Exercise task:
From the listing below, select every line where the word "text" appears.

Task input:
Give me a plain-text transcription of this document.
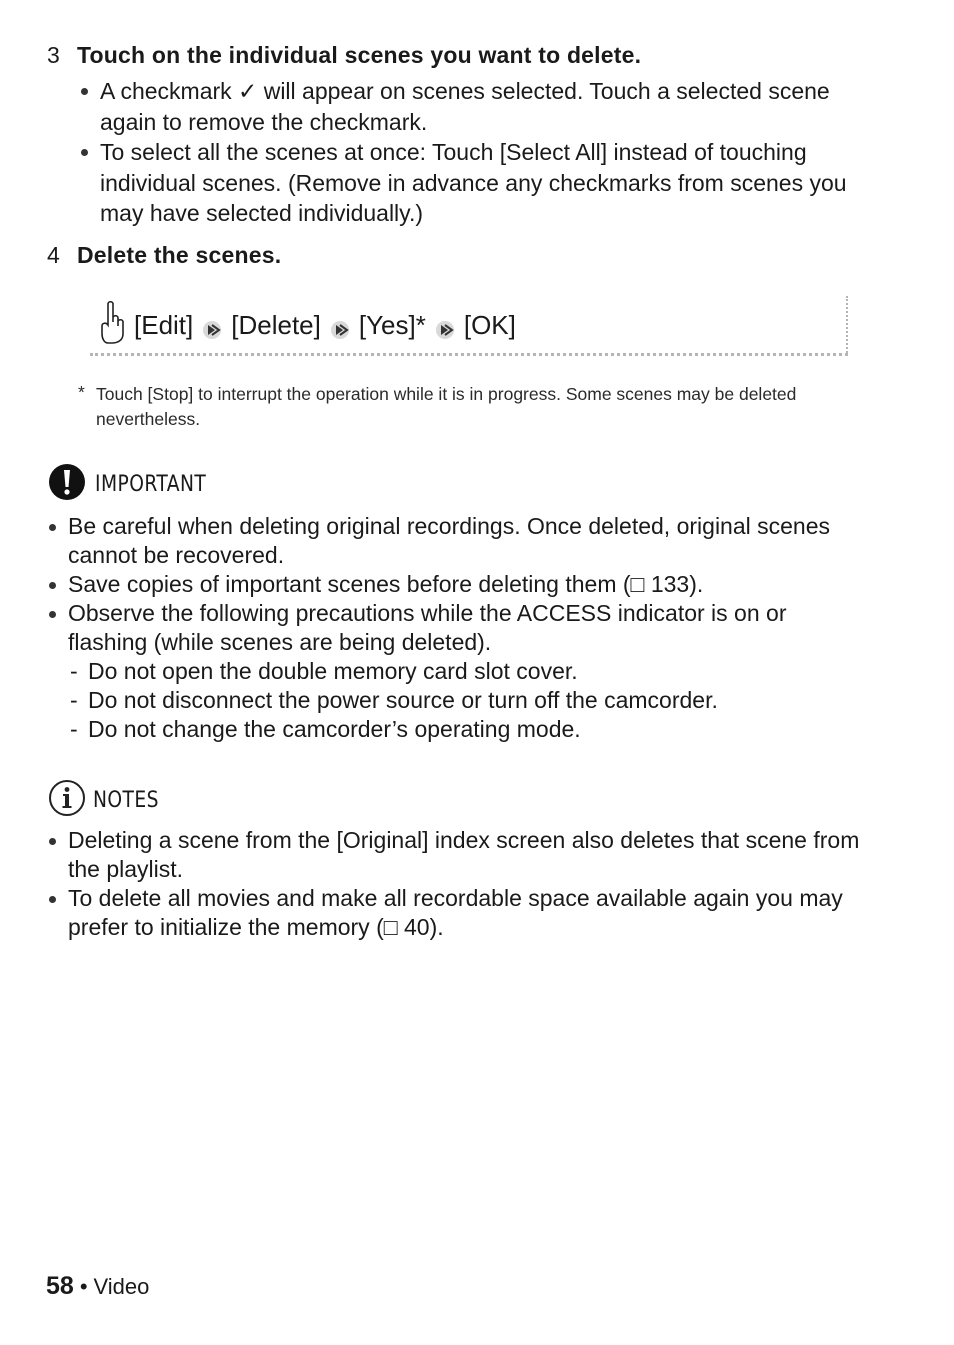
3 Touch on the individual scenes you want to delete.
A checkmark ✓ will appear on scenes selected. Touch a selected scene again to remove the checkmark.
To select all the scenes at once: Touch [Select All] instead of touching individual scenes. (Remove in advance any checkmarks from scenes you may have selected individually.)
4 Delete the scenes.
[Edit] [Delete] [Yes]* [OK]
* Touch [Stop] to interrupt the operation while it is in progress. Some scenes may be deleted nevertheless.
IMPORTANT
Be careful when deleting original recordings. Once deleted, original scenes cannot be recovered.
Save copies of important scenes before deleting them (□ 133).
Observe the following precautions while the ACCESS indicator is on or flashing (while scenes are being deleted).
- Do not open the double memory card slot cover.
- Do not disconnect the power source or turn off the camcorder.
- Do not change the camcorder’s operating mode.
NOTES
Deleting a scene from the [Original] index screen also deletes that scene from the playlist.
To delete all movies and make all recordable space available again you may prefer to initialize the memory (□ 40).
58 • Video
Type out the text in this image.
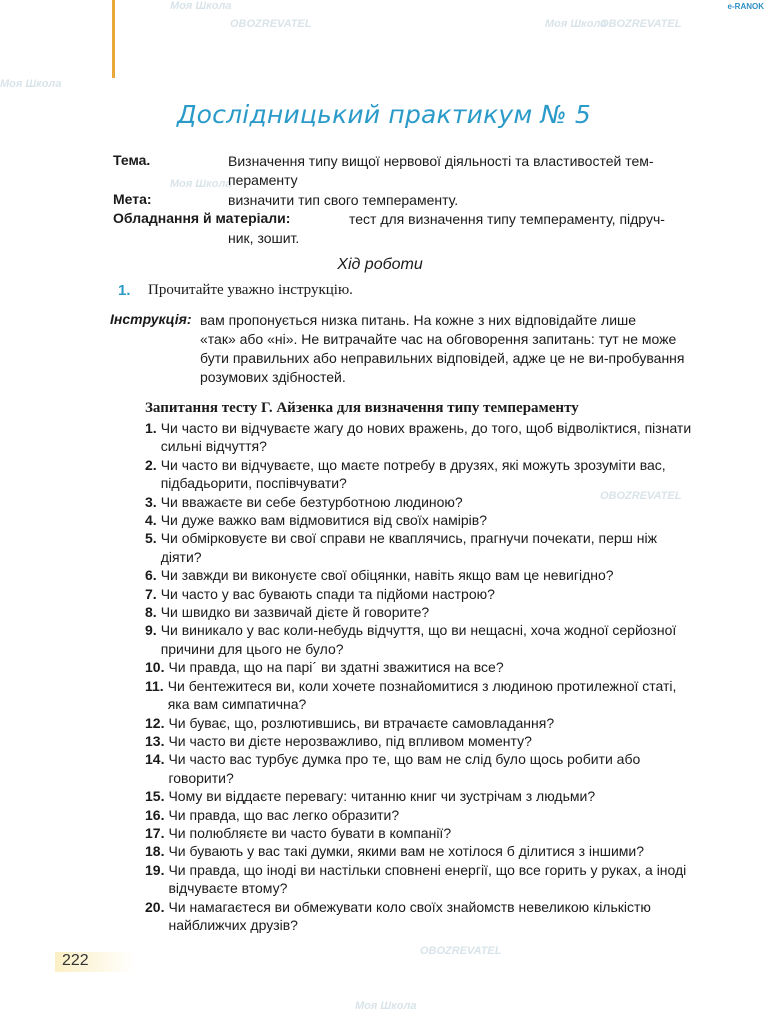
e-RANOK
Моя Школа
OBOZREVATEL	Моя Школа
OBOZREVATEL
Моя Школа
Моя Школа
OBOZREVATEL
OBOZREVATEL
Моя Школа
Дослідницький практикум № 5
Тема.	Визначення типу вищої нервової діяльності та властивостей тем-
пераменту
Мета:	визначити тип свого темпераменту.
Обладнання й матеріали:	тест для визначення типу темпераменту, підруч-
ник, зошит.
Хід роботи
1. Прочитайте уважно інструкцію.
Інструкція: вам пропонується низка питань. На кожне з них відповідайте лише
«так» або «ні». Не витрачайте час на обговорення запитань: тут не може бути правильних або неправильних відповідей, адже це не ви-пробування розумових здібностей.
Запитання тесту Г. Айзенка для визначення типу темпераменту
1. Чи часто ви відчуваєте жагу до нових вражень, до того, щоб відволіктися, пізнати сильні відчуття?
2. Чи часто ви відчуваєте, що маєте потребу в друзях, які можуть зрозуміти вас, підбадьорити, поспівчувати?
3. Чи вважаєте ви себе безтурботною людиною?
4. Чи дуже важко вам відмовитися від своїх намірів?
5. Чи обмірковуєте ви свої справи не кваплячись, прагнучи почекати, перш ніж діяти?
6. Чи завжди ви виконуєте свої обіцянки, навіть якщо вам це невигідно?
7. Чи часто у вас бувають спади та підйоми настрою?
8. Чи швидко ви зазвичай дієте й говорите?
9. Чи виникало у вас коли-небудь відчуття, що ви нещасні, хоча жодної серйозної причини для цього не було?
10. Чи правда, що на парі´ ви здатні зважитися на все?
11. Чи бентежитеся ви, коли хочете познайомитися з людиною протилежної статі, яка вам симпатична?
12. Чи буває, що, розлютившись, ви втрачаєте самовладання?
13. Чи часто ви дієте нерозважливо, під впливом моменту?
14. Чи часто вас турбує думка про те, що вам не слід було щось робити або говорити?
15. Чому ви віддаєте перевагу: читанню книг чи зустрічам з людьми?
16. Чи правда, що вас легко образити?
17. Чи полюбляєте ви часто бувати в компанії?
18. Чи бувають у вас такі думки, якими вам не хотілося б ділитися з іншими?
19. Чи правда, що іноді ви настільки сповнені енергії, що все горить у руках, а іноді відчуваєте втому?
20. Чи намагаєтеся ви обмежувати коло своїх знайомств невеликою кількістю найближчих друзів?
222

Reply:
Give me a plain-text transcription of this document.
Type out the text in this image.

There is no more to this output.